Entries shown –
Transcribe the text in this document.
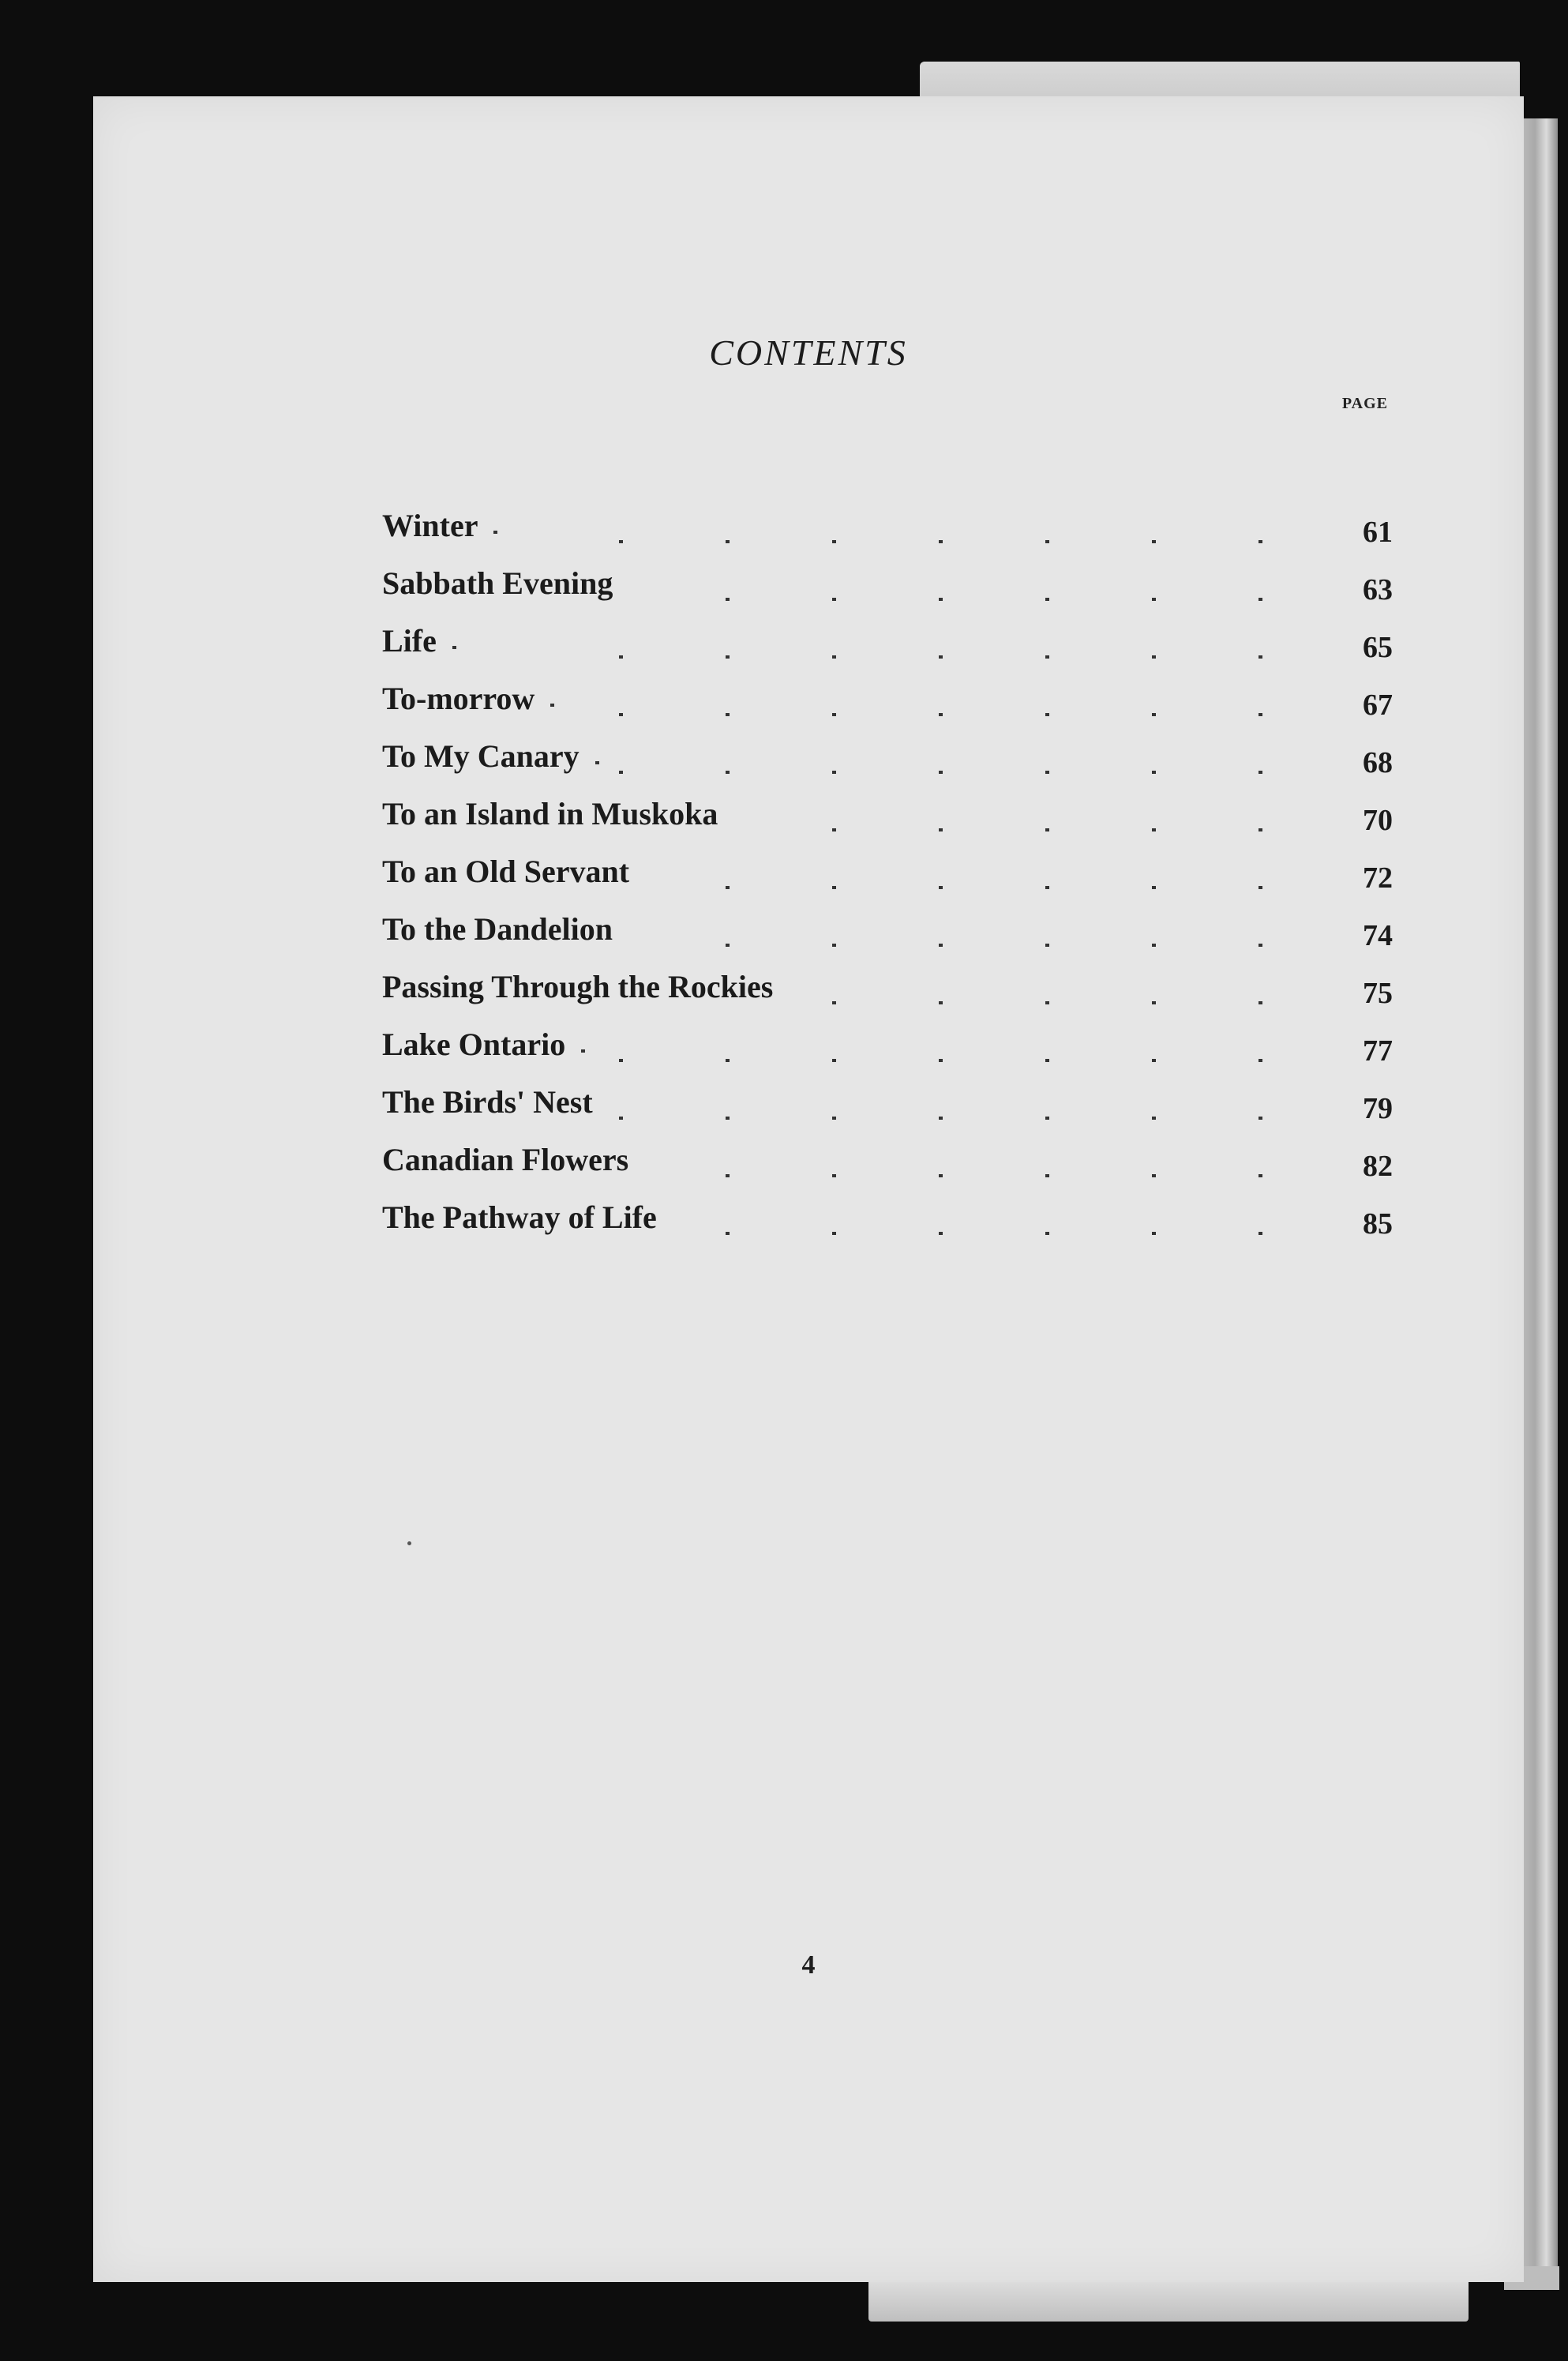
CONTENTS
PAGE
Winter	61
Sabbath Evening	63
Life	65
To-morrow	67
To My Canary	68
To an Island in Muskoka	70
To an Old Servant	72
To the Dandelion	74
Passing Through the Rockies	75
Lake Ontario	77
The Birds' Nest	79
Canadian Flowers	82
The Pathway of Life	85
4
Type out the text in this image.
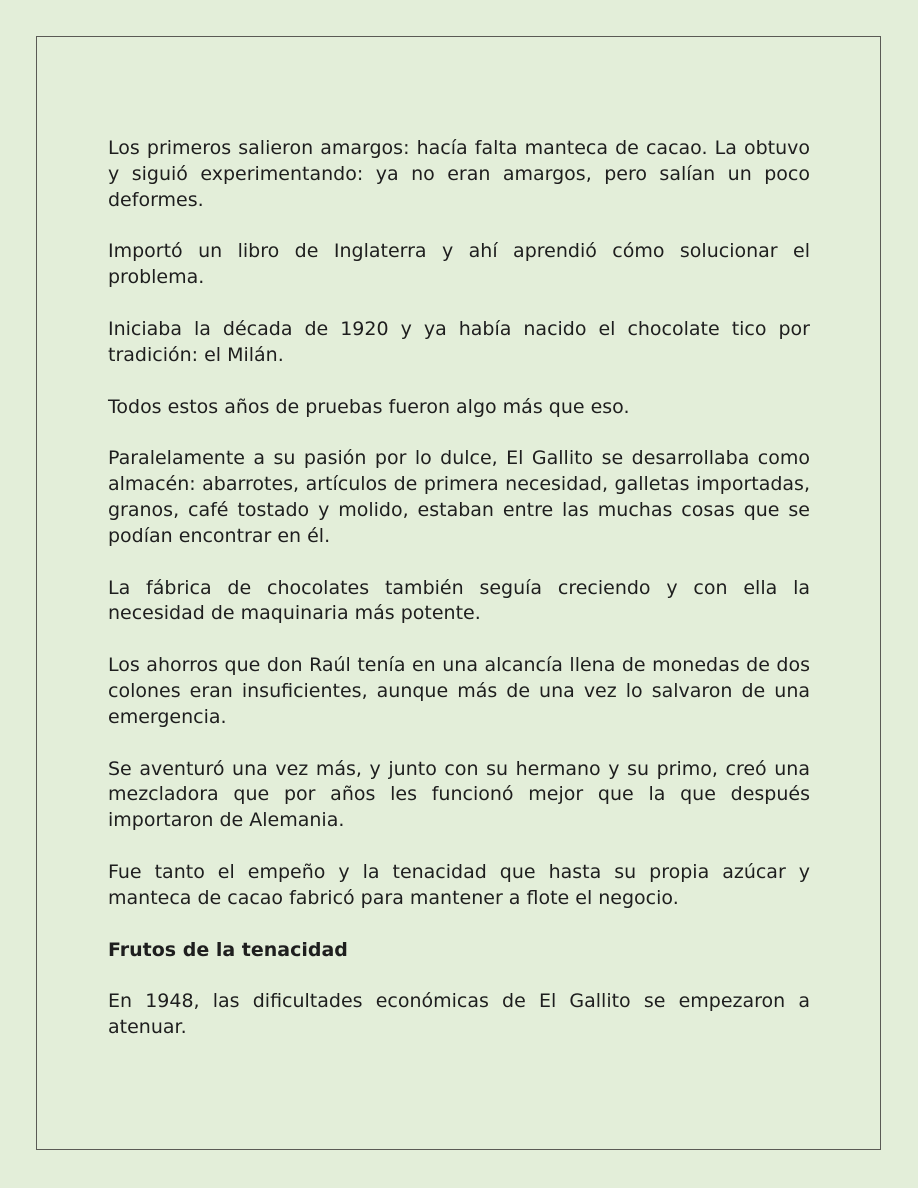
Los primeros salieron amargos: hacía falta manteca de cacao. La obtuvo y siguió experimentando: ya no eran amargos, pero salían un poco deformes.

Importó un libro de Inglaterra y ahí aprendió cómo solucionar el problema.

Iniciaba la década de 1920 y ya había nacido el chocolate tico por tradición: el Milán.

Todos estos años de pruebas fueron algo más que eso.

Paralelamente a su pasión por lo dulce, El Gallito se desarrollaba como almacén: abarrotes, artículos de primera necesidad, galletas importadas, granos, café tostado y molido, estaban entre las muchas cosas que se podían encontrar en él.

La fábrica de chocolates también seguía creciendo y con ella la necesidad de maquinaria más potente.

Los ahorros que don Raúl tenía en una alcancía llena de monedas de dos colones eran insuficientes, aunque más de una vez lo salvaron de una emergencia.

Se aventuró una vez más, y junto con su hermano y su primo, creó una mezcladora que por años les funcionó mejor que la que después importaron de Alemania.

Fue tanto el empeño y la tenacidad que hasta su propia azúcar y manteca de cacao fabricó para mantener a flote el negocio.

Frutos de la tenacidad

En 1948, las dificultades económicas de El Gallito se empezaron a atenuar.
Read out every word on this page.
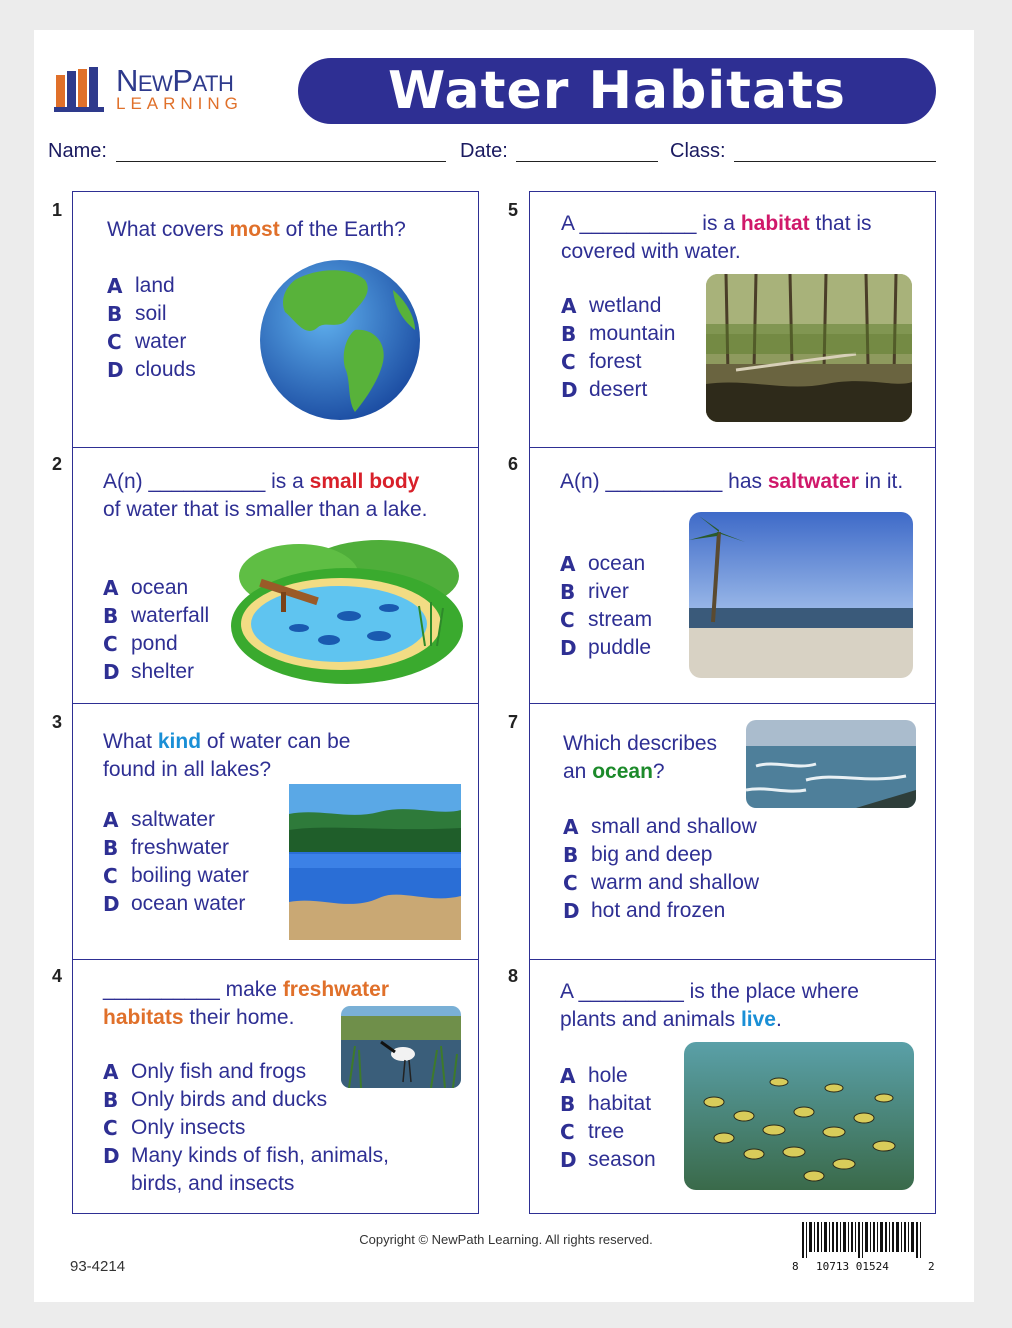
NewPath
LEARNING	Water Habitats
Name:	Date:	Class:
1
What covers most of the Earth?
A land
B soil
C water
D clouds
2
A(n) __________ is a small body
of water that is smaller than a lake.
A ocean
B waterfall
C pond
D shelter
3
What kind of water can be found in all lakes?
A saltwater
B freshwater
C boiling water
D ocean water
4
__________ make freshwater habitats their home.
A Only fish and frogs
B Only birds and ducks
C Only insects
D Many kinds of fish, animals, birds, and insects
5
A __________ is a habitat that is covered with water.
A wetland
B mountain
C forest
D desert
6
A(n) __________ has saltwater in it.
A ocean
B river
C stream
D puddle
7
Which describes an ocean?
A small and shallow
B big and deep
C warm and shallow
D hot and frozen
8
A _________ is the place where plants and animals live.
A hole
B habitat
C tree
D season
Copyright © NewPath Learning. All rights reserved.
93-4214	8 10713 01524	2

What needs to be done – Quote, please, only the lines running from the one with "Read out every word on this page." down to the final line of the data above, keeping both ends and skipping the pictures.

Solution to the exercise –
Read out every word on this page.
NewPath
LEARNING	Water Habitats
Name:	Date:	Class:
1
What covers most of the Earth?
A land
B soil
C water
D clouds
2
A(n) __________ is a small body
of water that is smaller than a lake.
A ocean
B waterfall
C pond
D shelter
3
What kind of water can be found in all lakes?
A saltwater
B freshwater
C boiling water
D ocean water
4
__________ make freshwater habitats their home.
A Only fish and frogs
B Only birds and ducks
C Only insects
D Many kinds of fish, animals, birds, and insects
5
A __________ is a habitat that is covered with water.
A wetland
B mountain
C forest
D desert
6
A(n) __________ has saltwater in it.
A ocean
B river
C stream
D puddle
7
Which describes an ocean?
A small and shallow
B big and deep
C warm and shallow
D hot and frozen
8
A _________ is the place where plants and animals live.
A hole
B habitat
C tree
D season
Copyright © NewPath Learning. All rights reserved.
93-4214	8 10713 01524	2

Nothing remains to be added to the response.